Check each line of the listing below for the string "title", and copy the ones that have it.

Figure record listings:
-- BEGIN --
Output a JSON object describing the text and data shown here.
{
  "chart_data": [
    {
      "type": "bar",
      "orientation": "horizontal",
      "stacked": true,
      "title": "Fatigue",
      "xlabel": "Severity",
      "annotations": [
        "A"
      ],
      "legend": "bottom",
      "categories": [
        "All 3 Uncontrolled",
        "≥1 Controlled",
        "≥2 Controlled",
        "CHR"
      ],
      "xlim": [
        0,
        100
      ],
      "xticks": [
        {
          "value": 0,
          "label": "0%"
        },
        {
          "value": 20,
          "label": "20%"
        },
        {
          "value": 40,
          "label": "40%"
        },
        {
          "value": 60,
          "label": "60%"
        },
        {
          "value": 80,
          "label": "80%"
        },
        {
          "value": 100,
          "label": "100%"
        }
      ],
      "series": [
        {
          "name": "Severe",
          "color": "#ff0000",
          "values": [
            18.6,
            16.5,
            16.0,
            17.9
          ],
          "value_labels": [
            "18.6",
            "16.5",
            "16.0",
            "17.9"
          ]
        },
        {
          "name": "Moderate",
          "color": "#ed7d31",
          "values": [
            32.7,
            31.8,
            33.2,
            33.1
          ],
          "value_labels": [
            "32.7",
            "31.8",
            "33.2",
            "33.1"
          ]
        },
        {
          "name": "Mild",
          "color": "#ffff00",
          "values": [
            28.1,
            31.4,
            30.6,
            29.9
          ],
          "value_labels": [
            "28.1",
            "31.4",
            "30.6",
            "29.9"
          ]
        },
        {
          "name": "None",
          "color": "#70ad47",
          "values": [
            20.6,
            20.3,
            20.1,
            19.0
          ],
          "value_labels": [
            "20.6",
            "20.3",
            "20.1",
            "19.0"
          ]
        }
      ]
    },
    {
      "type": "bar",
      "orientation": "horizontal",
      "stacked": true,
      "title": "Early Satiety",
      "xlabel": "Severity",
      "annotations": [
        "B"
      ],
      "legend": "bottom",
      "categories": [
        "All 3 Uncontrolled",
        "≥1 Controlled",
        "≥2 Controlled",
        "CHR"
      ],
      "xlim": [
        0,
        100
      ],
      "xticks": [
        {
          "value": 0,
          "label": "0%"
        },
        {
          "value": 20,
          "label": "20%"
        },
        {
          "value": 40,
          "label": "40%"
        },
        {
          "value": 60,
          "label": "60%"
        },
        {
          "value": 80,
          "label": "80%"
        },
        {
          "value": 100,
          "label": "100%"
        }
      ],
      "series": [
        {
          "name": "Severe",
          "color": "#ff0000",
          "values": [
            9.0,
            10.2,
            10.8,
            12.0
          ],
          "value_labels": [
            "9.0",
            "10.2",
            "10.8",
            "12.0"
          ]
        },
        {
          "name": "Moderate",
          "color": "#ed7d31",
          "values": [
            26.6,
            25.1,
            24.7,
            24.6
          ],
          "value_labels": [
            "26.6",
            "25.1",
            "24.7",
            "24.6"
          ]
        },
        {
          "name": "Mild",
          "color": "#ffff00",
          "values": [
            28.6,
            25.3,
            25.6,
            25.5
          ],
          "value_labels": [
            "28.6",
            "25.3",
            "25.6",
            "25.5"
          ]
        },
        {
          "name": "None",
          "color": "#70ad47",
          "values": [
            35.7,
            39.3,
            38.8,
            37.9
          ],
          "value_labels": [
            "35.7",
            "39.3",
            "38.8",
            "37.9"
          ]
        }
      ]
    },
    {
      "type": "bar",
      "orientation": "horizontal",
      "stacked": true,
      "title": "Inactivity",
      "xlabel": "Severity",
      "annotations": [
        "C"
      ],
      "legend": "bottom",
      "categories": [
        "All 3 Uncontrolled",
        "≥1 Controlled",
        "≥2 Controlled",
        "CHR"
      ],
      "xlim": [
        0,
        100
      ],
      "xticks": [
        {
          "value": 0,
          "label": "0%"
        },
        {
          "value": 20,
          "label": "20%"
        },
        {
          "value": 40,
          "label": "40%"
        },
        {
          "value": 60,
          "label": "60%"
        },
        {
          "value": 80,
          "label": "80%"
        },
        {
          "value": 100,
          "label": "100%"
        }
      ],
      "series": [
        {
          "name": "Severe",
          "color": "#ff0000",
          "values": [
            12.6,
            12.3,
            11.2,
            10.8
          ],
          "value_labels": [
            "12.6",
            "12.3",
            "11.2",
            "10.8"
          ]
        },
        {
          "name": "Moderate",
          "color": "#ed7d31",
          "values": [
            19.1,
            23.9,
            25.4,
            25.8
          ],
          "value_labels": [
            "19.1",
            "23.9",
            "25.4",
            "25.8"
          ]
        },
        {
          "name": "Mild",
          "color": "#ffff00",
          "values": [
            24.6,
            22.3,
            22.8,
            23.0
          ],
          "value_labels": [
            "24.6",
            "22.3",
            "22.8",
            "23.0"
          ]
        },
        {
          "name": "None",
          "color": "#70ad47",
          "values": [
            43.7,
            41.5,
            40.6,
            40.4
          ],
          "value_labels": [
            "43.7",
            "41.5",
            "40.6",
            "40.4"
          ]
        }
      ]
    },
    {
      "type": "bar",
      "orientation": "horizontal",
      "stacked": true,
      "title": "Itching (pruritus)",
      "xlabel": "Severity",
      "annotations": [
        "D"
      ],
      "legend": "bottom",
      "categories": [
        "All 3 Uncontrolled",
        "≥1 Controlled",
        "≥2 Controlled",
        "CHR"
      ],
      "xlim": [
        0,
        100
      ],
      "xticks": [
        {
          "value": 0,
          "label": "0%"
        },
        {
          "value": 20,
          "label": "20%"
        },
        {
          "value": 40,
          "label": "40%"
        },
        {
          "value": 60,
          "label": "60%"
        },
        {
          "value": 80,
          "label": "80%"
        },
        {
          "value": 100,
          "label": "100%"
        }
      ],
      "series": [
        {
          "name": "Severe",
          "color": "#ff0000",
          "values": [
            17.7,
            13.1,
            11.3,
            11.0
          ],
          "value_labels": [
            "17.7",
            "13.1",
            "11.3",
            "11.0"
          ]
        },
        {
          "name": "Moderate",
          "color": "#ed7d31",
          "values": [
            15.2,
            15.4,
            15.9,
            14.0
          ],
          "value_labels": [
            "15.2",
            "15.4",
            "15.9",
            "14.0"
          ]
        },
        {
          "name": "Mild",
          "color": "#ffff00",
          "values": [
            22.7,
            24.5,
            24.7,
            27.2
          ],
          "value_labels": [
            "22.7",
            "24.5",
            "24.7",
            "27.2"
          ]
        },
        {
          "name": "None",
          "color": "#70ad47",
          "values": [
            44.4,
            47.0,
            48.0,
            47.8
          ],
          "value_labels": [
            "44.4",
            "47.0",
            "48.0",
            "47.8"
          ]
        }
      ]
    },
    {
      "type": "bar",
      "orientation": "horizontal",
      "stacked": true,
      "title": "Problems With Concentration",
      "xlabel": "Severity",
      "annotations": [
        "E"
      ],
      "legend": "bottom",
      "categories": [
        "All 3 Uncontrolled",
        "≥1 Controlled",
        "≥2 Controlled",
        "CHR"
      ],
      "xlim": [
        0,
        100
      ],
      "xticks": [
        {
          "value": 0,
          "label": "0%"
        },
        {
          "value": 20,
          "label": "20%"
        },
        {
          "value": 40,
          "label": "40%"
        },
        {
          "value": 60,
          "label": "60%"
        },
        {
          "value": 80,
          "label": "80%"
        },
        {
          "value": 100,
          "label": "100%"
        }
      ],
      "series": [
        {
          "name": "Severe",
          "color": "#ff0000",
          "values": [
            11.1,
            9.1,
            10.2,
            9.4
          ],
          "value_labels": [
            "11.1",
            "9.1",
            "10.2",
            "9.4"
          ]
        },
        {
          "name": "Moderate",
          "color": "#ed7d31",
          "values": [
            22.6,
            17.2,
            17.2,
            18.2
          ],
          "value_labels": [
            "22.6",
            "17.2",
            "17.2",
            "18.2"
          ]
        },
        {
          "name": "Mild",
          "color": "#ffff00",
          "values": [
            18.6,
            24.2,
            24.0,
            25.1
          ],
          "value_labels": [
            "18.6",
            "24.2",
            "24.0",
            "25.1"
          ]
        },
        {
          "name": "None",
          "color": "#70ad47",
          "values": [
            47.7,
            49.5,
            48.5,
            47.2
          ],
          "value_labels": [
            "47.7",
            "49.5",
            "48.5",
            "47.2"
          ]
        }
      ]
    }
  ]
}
-- END --
EXERCISE SOLUTION:
      "title": "Fatigue",
      "title": "Early Satiety",
      "title": "Inactivity",
      "title": "Itching (pruritus)",
      "title": "Problems With Concentration",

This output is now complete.